Records contained in a dataset
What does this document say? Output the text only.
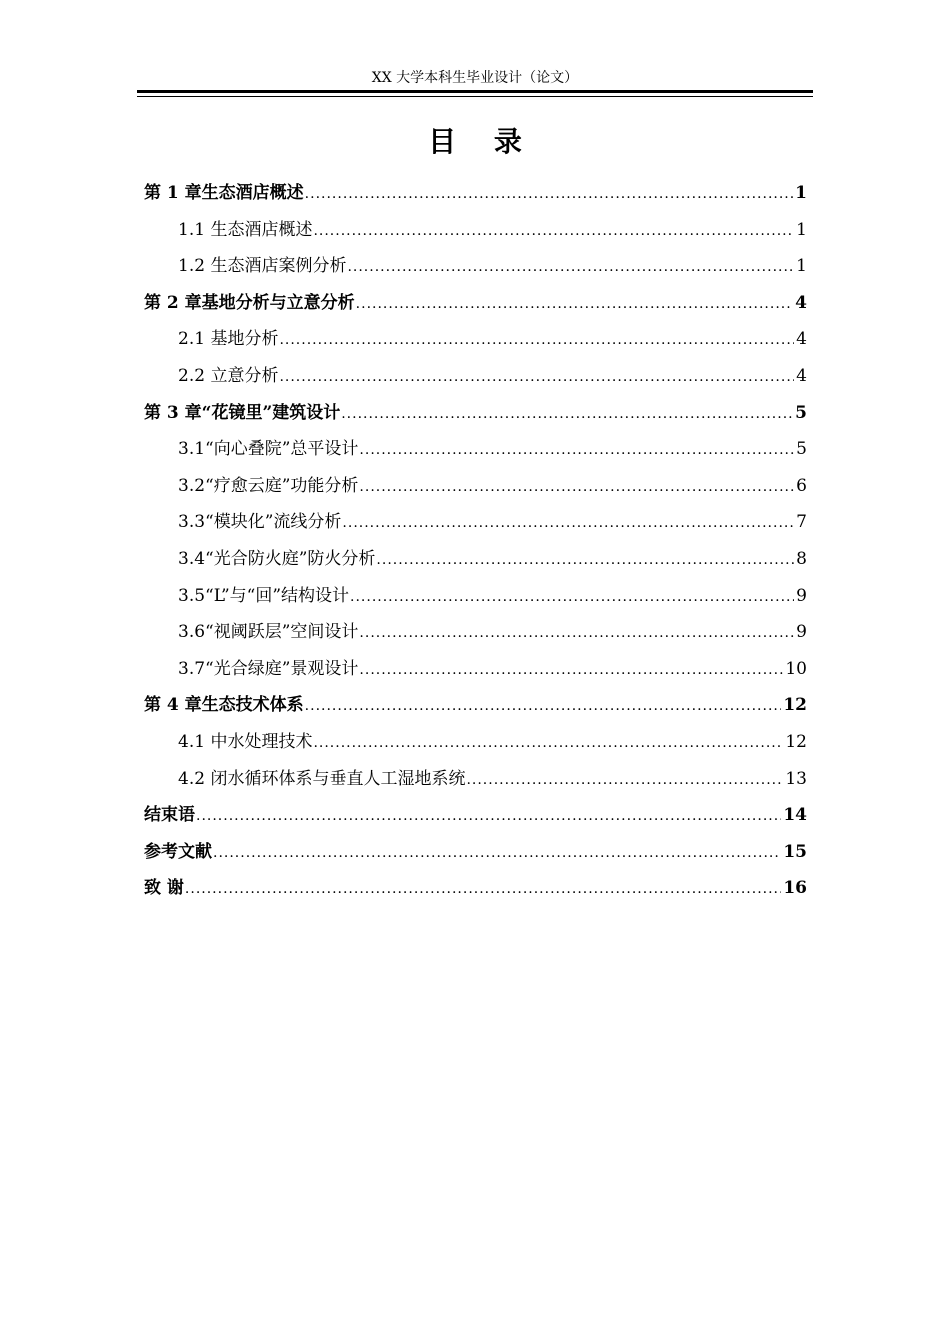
XX 大学本科生毕业设计（论文）
目 录
第 1 章生态酒店概述 .....	1
1.1 生态酒店概述 .....	1
1.2 生态酒店案例分析 .....	1
第 2 章基地分析与立意分析 .....	4
2.1 基地分析 .....	4
2.2 立意分析 .....	4
第 3 章“花镜里”建筑设计 .....	5
3.1“向心叠院”总平设计 .....	5
3.2“疗愈云庭”功能分析 .....	6
3.3“模块化”流线分析 .....	7
3.4“光合防火庭”防火分析 .....	8
3.5“L”与“回”结构设计 .....	9
3.6“视阈跃层”空间设计 .....	9
3.7“光合绿庭”景观设计 .....	10
第 4 章生态技术体系 .....	12
4.1 中水处理技术 .....	12
4.2 闭水循环体系与垂直人工湿地系统 .....	13
结束语 .....	14
参考文献 .....	15
致 谢 .....	16
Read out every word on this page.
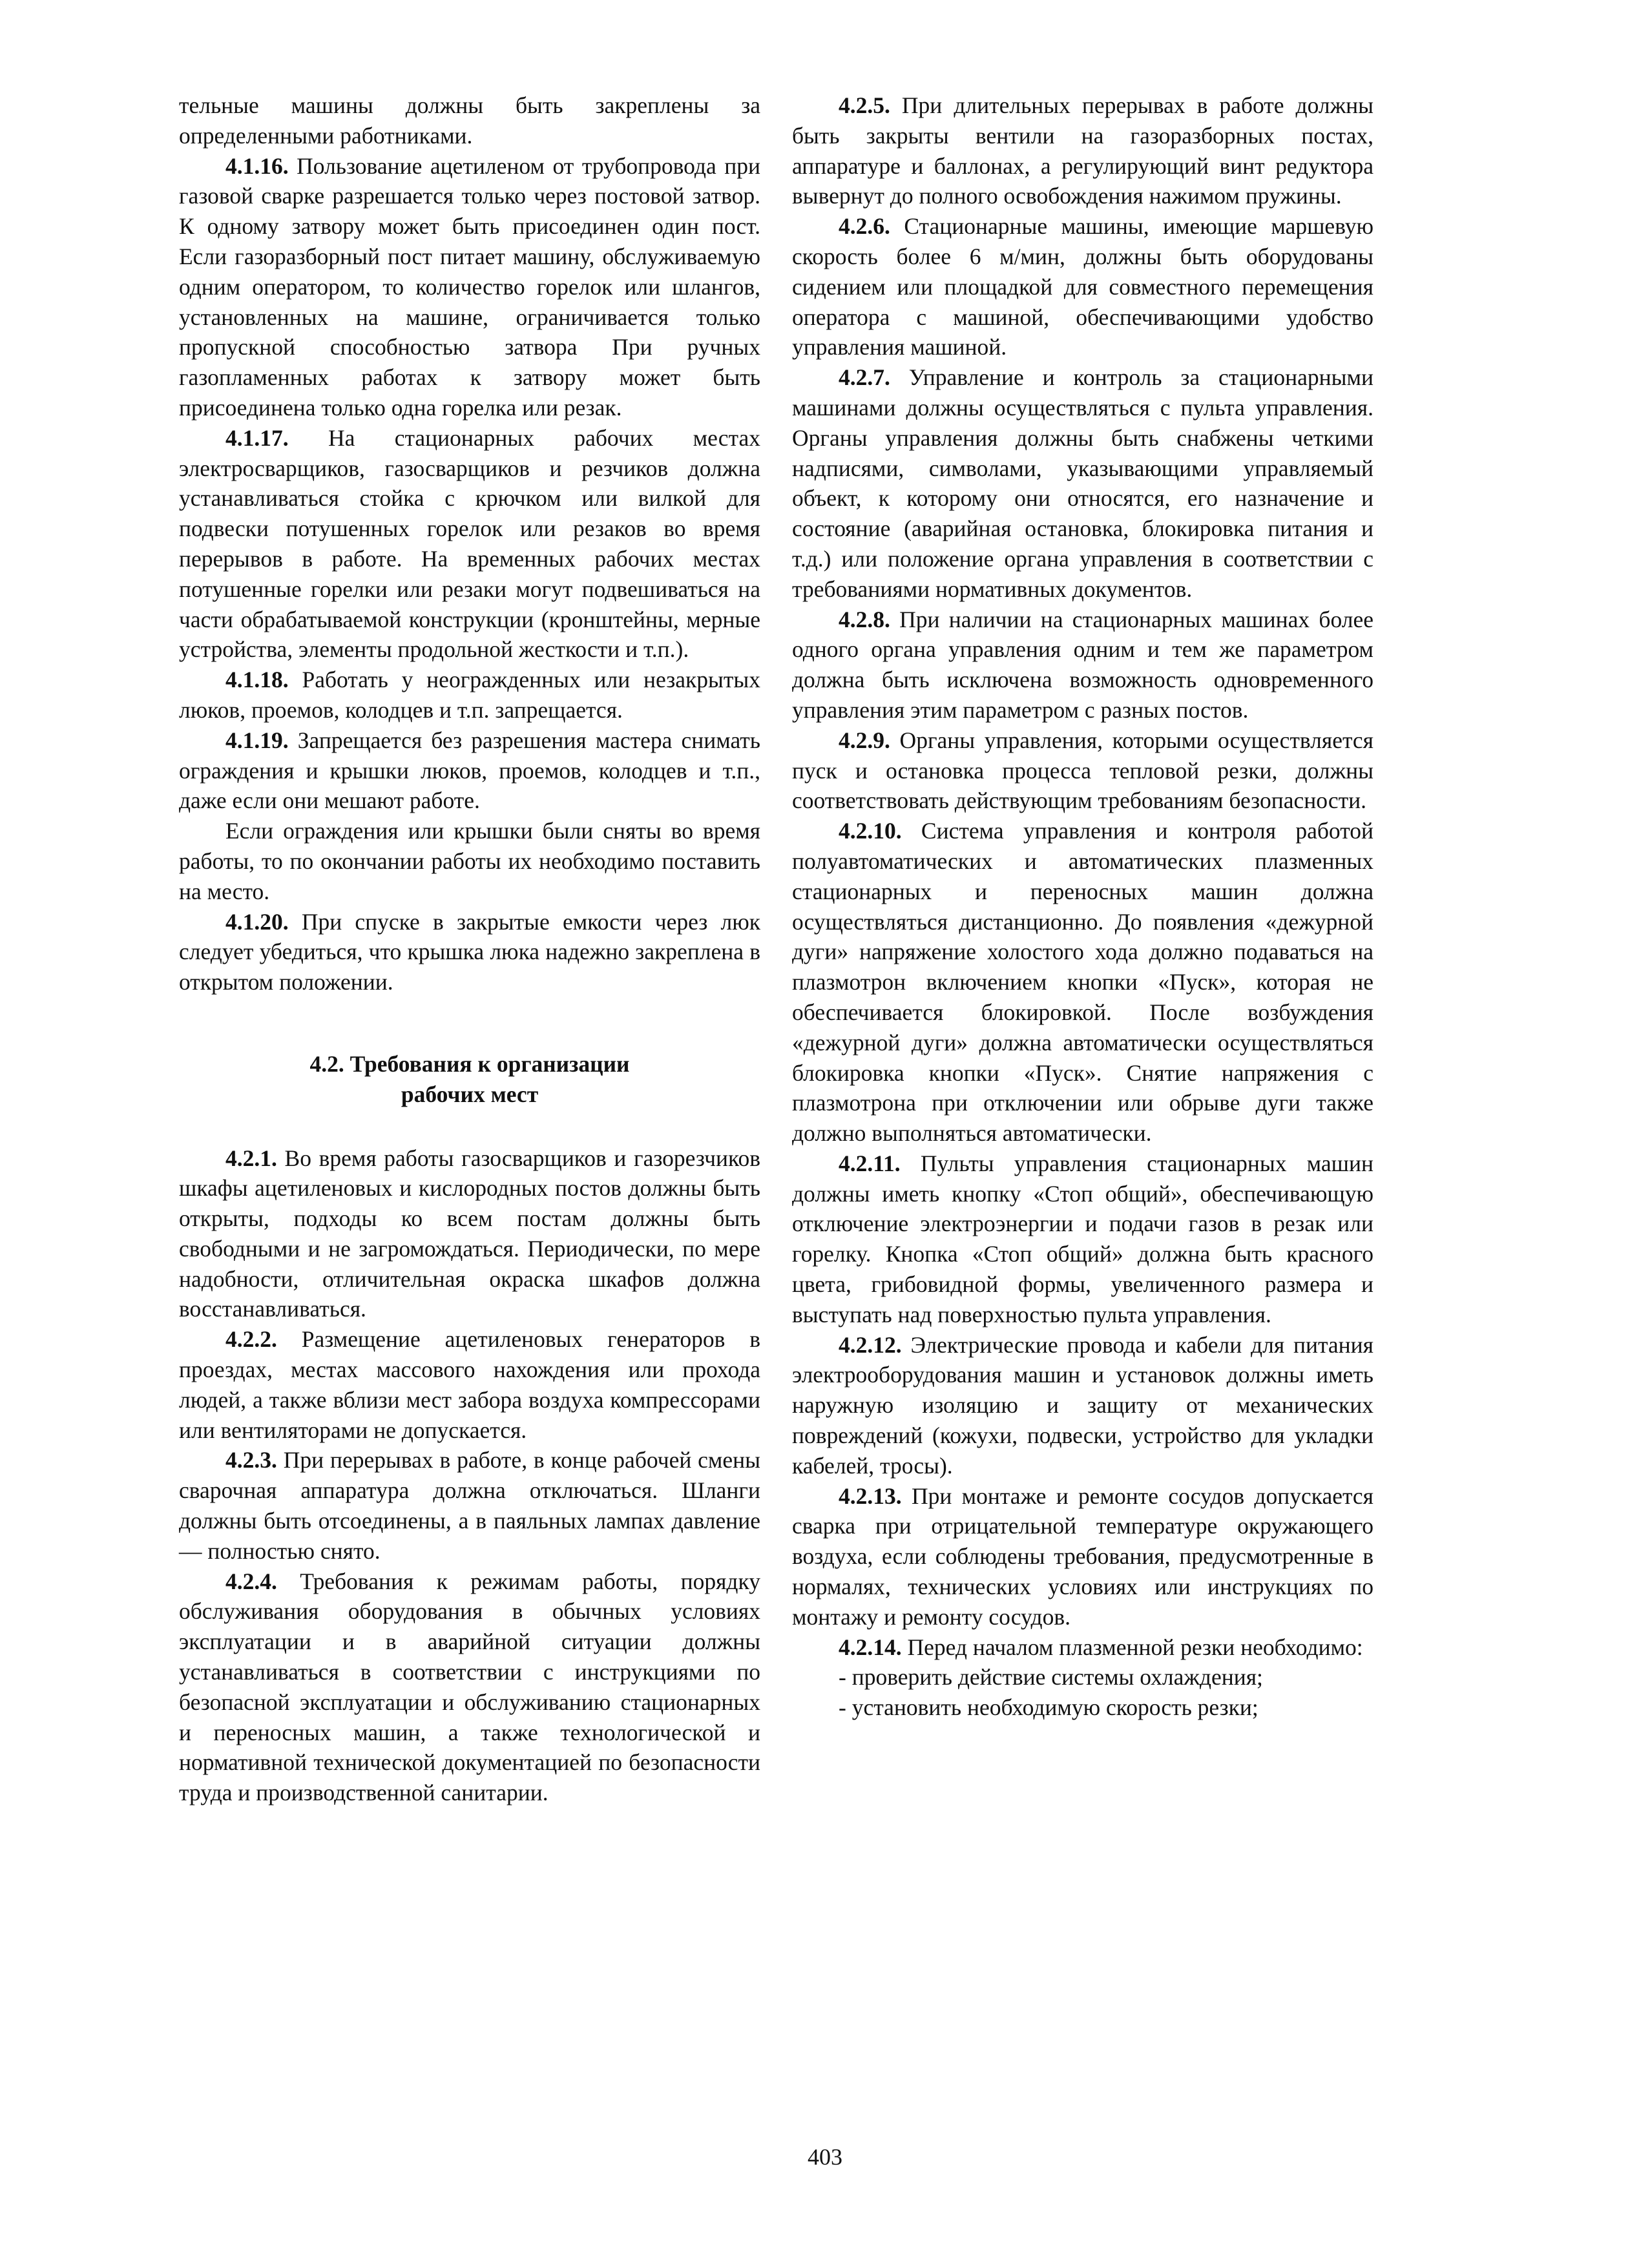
тельные машины должны быть закреплены за определенными работниками.

4.1.16. Пользование ацетиленом от трубопровода при газовой сварке разрешается только через постовой затвор. К одному затвору может быть присоединен один пост. Если газоразборный пост питает машину, обслуживаемую одним оператором, то количество горелок или шлангов, установленных на машине, ограничивается только пропускной способностью затвора При ручных газопламенных работах к затвору может быть присоединена только одна горелка или резак.

4.1.17. На стационарных рабочих местах электросварщиков, газосварщиков и резчиков должна устанавливаться стойка с крючком или вилкой для подвески потушенных горелок или резаков во время перерывов в работе. На временных рабочих местах потушенные горелки или резаки могут подвешиваться на части обрабатываемой конструкции (кронштейны, мерные устройства, элементы продольной жесткости и т.п.).

4.1.18. Работать у неогражденных или незакрытых люков, проемов, колодцев и т.п. запрещается.

4.1.19. Запрещается без разрешения мастера снимать ограждения и крышки люков, проемов, колодцев и т.п., даже если они мешают работе.

Если ограждения или крышки были сняты во время работы, то по окончании работы их необходимо поставить на место.

4.1.20. При спуске в закрытые емкости через люк следует убедиться, что крышка люка надежно закреплена в открытом положении.

4.2. Требования к организации
рабочих мест

4.2.1. Во время работы газосварщиков и газорезчиков шкафы ацетиленовых и кислородных постов должны быть открыты, подходы ко всем постам должны быть свободными и не загромождаться. Периодически, по мере надобности, отличительная окраска шкафов должна восстанавливаться.

4.2.2. Размещение ацетиленовых генераторов в проездах, местах массового нахождения или прохода людей, а также вблизи мест забора воздуха компрессорами или вентиляторами не допускается.

4.2.3. При перерывах в работе, в конце рабочей смены сварочная аппаратура должна отключаться. Шланги должны быть отсоединены, а в паяльных лампах давление — полностью снято.

4.2.4. Требования к режимам работы, порядку обслуживания оборудования в обычных условиях эксплуатации и в аварийной ситуации должны устанавливаться в соответствии с инструкциями по безопасной эксплуатации и обслуживанию стационарных и переносных машин, а также технологической и нормативной технической документацией по безопасности труда и производственной санитарии.

4.2.5. При длительных перерывах в работе должны быть закрыты вентили на газоразборных постах, аппаратуре и баллонах, а регулирующий винт редуктора вывернут до полного освобождения нажимом пружины.

4.2.6. Стационарные машины, имеющие маршевую скорость более 6 м/мин, должны быть оборудованы сидением или площадкой для совместного перемещения оператора с машиной, обеспечивающими удобство управления машиной.

4.2.7. Управление и контроль за стационарными машинами должны осуществляться с пульта управления. Органы управления должны быть снабжены четкими надписями, символами, указывающими управляемый объект, к которому они относятся, его назначение и состояние (аварийная остановка, блокировка питания и т.д.) или положение органа управления в соответствии с требованиями нормативных документов.

4.2.8. При наличии на стационарных машинах более одного органа управления одним и тем же параметром должна быть исключена возможность одновременного управления этим параметром с разных постов.

4.2.9. Органы управления, которыми осуществляется пуск и остановка процесса тепловой резки, должны соответствовать действующим требованиям безопасности.

4.2.10. Система управления и контроля работой полуавтоматических и автоматических плазменных стационарных и переносных машин должна осуществляться дистанционно. До появления «дежурной дуги» напряжение холостого хода должно подаваться на плазмотрон включением кнопки «Пуск», которая не обеспечивается блокировкой. После возбуждения «дежурной дуги» должна автоматически осуществляться блокировка кнопки «Пуск». Снятие напряжения с плазмотрона при отключении или обрыве дуги также должно выполняться автоматически.

4.2.11. Пульты управления стационарных машин должны иметь кнопку «Стоп общий», обеспечивающую отключение электроэнергии и подачи газов в резак или горелку. Кнопка «Стоп общий» должна быть красного цвета, грибовидной формы, увеличенного размера и выступать над поверхностью пульта управления.

4.2.12. Электрические провода и кабели для питания электрооборудования машин и установок должны иметь наружную изоляцию и защиту от механических повреждений (кожухи, подвески, устройство для укладки кабелей, тросы).

4.2.13. При монтаже и ремонте сосудов допускается сварка при отрицательной температуре окружающего воздуха, если соблюдены требования, предусмотренные в нормалях, технических условиях или инструкциях по монтажу и ремонту сосудов.

4.2.14. Перед началом плазменной резки необходимо:

- проверить действие системы охлаждения;

- установить необходимую скорость резки;

403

[PROBLEM DETAILS]
List all lines from the entries that include the word "блокировка".

[OUTPUT FOR THIS TASK]
4.2.7. Управление и контроль за стационарными машинами должны осуществляться с пульта управления. Органы управления должны быть снабжены четкими надписями, символами, указывающими управляемый объект, к которому они относятся, его назначение и состояние (аварийная остановка, блокировка питания и т.д.) или положение органа управления в соответствии с требованиями нормативных документов.
4.2.10. Система управления и контроля работой полуавтоматических и автоматических плазменных стационарных и переносных машин должна осуществляться дистанционно. До появления «дежурной дуги» напряжение холостого хода должно подаваться на плазмотрон включением кнопки «Пуск», которая не обеспечивается блокировкой. После возбуждения «дежурной дуги» должна автоматически осуществляться блокировка кнопки «Пуск». Снятие напряжения с плазмотрона при отключении или обрыве дуги также должно выполняться автоматически.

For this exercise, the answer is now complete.